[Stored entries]
## start

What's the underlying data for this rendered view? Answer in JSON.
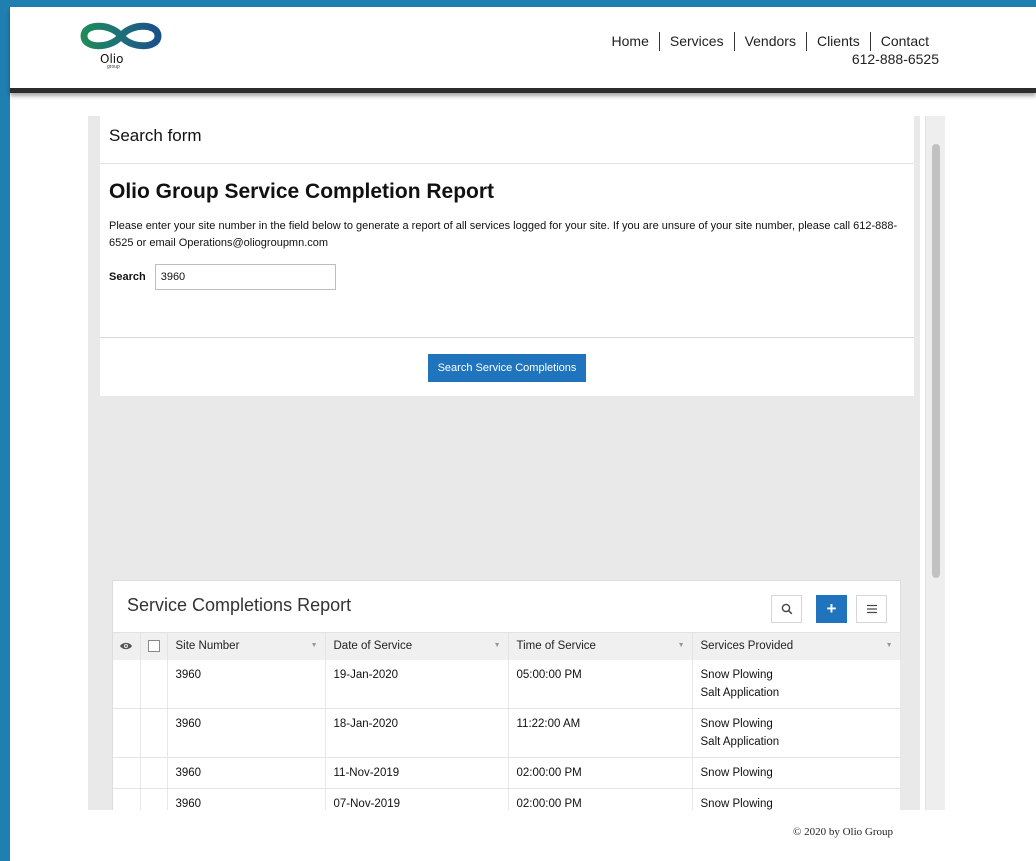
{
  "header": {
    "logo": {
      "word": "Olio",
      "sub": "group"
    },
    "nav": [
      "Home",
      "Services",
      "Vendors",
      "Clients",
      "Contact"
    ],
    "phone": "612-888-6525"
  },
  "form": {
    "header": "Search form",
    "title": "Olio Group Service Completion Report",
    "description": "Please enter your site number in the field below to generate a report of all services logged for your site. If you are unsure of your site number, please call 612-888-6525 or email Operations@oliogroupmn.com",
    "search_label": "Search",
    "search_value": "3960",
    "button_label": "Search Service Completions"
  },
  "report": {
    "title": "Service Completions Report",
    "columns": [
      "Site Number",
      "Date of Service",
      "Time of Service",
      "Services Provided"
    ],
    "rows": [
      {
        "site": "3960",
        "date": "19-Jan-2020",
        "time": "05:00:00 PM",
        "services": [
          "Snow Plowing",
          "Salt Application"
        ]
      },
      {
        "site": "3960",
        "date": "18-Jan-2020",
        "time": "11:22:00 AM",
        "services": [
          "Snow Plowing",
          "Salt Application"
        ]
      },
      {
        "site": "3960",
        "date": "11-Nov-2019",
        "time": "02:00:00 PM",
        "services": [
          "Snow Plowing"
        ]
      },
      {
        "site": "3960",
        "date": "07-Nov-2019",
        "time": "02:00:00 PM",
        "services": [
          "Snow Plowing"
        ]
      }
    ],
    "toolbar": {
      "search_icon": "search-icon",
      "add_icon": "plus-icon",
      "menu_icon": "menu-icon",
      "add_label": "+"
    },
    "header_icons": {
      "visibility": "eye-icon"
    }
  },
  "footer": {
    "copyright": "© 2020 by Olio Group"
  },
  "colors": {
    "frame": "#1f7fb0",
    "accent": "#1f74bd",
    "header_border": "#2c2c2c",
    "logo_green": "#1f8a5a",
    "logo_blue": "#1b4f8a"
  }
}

## end
## start

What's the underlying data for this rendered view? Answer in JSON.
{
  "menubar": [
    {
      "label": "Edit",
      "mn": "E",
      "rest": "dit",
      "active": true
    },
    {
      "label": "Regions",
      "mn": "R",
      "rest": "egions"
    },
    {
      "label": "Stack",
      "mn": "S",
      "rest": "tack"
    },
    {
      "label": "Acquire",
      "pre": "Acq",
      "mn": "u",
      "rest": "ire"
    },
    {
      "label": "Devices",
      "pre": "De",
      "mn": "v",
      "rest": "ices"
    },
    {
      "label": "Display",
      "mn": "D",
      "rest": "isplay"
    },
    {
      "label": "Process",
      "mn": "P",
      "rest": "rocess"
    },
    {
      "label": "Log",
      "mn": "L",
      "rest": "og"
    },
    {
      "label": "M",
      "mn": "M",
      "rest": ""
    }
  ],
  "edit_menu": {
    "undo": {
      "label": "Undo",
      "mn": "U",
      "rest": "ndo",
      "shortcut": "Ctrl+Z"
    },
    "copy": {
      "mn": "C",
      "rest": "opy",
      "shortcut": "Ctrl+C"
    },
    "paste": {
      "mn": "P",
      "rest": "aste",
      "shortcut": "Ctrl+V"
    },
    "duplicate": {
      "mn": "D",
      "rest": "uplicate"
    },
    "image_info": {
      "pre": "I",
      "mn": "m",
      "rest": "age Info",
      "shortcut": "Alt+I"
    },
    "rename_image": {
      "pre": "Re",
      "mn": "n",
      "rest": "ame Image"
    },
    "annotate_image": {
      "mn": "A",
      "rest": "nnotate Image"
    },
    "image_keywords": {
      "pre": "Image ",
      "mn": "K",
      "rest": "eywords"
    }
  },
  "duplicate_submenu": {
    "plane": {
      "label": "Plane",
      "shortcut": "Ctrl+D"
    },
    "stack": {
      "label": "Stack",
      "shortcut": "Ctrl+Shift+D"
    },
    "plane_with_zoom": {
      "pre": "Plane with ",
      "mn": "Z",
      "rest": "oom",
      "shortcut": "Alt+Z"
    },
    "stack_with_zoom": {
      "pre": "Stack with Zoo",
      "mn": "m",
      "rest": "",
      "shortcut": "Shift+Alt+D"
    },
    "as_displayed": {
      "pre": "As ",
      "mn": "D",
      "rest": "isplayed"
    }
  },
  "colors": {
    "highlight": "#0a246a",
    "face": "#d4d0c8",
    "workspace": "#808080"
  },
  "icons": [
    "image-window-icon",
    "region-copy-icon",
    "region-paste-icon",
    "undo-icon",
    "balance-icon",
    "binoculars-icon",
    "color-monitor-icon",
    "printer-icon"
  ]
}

## end

DIRECTIVE »
Look through the entries above; copy every line holding the string "shortcut".

WRITTEN RESPONSE »
      "shortcut": "Ctrl+Z"
      "shortcut": "Ctrl+C"
      "shortcut": "Ctrl+V"
      "shortcut": "Alt+I"
      "shortcut": "Ctrl+D"
      "shortcut": "Ctrl+Shift+D"
      "shortcut": "Alt+Z"
      "shortcut": "Shift+Alt+D"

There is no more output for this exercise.